[Extracted data entries]
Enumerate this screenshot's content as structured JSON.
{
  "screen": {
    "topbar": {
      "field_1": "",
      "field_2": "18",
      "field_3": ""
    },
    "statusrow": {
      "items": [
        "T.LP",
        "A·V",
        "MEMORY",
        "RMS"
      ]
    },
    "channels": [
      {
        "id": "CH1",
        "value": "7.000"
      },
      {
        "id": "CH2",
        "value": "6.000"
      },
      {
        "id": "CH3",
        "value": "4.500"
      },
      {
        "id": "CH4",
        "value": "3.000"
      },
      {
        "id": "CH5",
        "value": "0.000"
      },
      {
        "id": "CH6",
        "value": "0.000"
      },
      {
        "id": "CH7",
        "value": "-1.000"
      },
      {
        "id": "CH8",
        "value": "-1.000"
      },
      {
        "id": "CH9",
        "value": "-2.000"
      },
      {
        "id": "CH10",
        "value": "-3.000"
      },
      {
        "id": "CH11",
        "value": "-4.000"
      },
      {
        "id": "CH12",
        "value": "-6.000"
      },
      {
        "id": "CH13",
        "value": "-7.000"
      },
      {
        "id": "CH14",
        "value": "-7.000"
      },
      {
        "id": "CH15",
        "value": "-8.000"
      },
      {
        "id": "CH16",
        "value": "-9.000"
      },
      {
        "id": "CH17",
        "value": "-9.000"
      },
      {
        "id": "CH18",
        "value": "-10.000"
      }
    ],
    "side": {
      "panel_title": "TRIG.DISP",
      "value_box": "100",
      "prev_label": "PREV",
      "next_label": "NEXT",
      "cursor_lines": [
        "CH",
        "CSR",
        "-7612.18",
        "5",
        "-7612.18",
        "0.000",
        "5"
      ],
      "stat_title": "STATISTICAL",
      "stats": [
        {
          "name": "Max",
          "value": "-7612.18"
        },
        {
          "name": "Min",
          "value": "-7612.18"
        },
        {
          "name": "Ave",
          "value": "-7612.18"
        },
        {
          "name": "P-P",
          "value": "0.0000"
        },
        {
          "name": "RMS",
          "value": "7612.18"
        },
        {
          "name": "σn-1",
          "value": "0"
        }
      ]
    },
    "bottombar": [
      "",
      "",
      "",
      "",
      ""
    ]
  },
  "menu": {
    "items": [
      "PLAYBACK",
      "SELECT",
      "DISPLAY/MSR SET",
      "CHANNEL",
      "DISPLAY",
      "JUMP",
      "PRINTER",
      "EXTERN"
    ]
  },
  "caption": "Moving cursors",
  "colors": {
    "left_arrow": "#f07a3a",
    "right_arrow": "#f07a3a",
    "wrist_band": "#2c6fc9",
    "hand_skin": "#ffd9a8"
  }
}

Written task: Return each line of the data exactly as written above.

Solution to this problem:
Enumerate this screenshot's content as structured JSON.
{
  "screen": {
    "topbar": {
      "field_1": "",
      "field_2": "18",
      "field_3": ""
    },
    "statusrow": {
      "items": [
        "T.LP",
        "A·V",
        "MEMORY",
        "RMS"
      ]
    },
    "channels": [
      {
        "id": "CH1",
        "value": "7.000"
      },
      {
        "id": "CH2",
        "value": "6.000"
      },
      {
        "id": "CH3",
        "value": "4.500"
      },
      {
        "id": "CH4",
        "value": "3.000"
      },
      {
        "id": "CH5",
        "value": "0.000"
      },
      {
        "id": "CH6",
        "value": "0.000"
      },
      {
        "id": "CH7",
        "value": "-1.000"
      },
      {
        "id": "CH8",
        "value": "-1.000"
      },
      {
        "id": "CH9",
        "value": "-2.000"
      },
      {
        "id": "CH10",
        "value": "-3.000"
      },
      {
        "id": "CH11",
        "value": "-4.000"
      },
      {
        "id": "CH12",
        "value": "-6.000"
      },
      {
        "id": "CH13",
        "value": "-7.000"
      },
      {
        "id": "CH14",
        "value": "-7.000"
      },
      {
        "id": "CH15",
        "value": "-8.000"
      },
      {
        "id": "CH16",
        "value": "-9.000"
      },
      {
        "id": "CH17",
        "value": "-9.000"
      },
      {
        "id": "CH18",
        "value": "-10.000"
      }
    ],
    "side": {
      "panel_title": "TRIG.DISP",
      "value_box": "100",
      "prev_label": "PREV",
      "next_label": "NEXT",
      "cursor_lines": [
        "CH",
        "CSR",
        "-7612.18",
        "5",
        "-7612.18",
        "0.000",
        "5"
      ],
      "stat_title": "STATISTICAL",
      "stats": [
        {
          "name": "Max",
          "value": "-7612.18"
        },
        {
          "name": "Min",
          "value": "-7612.18"
        },
        {
          "name": "Ave",
          "value": "-7612.18"
        },
        {
          "name": "P-P",
          "value": "0.0000"
        },
        {
          "name": "RMS",
          "value": "7612.18"
        },
        {
          "name": "σn-1",
          "value": "0"
        }
      ]
    },
    "bottombar": [
      "",
      "",
      "",
      "",
      ""
    ]
  },
  "menu": {
    "items": [
      "PLAYBACK",
      "SELECT",
      "DISPLAY/MSR SET",
      "CHANNEL",
      "DISPLAY",
      "JUMP",
      "PRINTER",
      "EXTERN"
    ]
  },
  "caption": "Moving cursors",
  "colors": {
    "left_arrow": "#f07a3a",
    "right_arrow": "#f07a3a",
    "wrist_band": "#2c6fc9",
    "hand_skin": "#ffd9a8"
  }
}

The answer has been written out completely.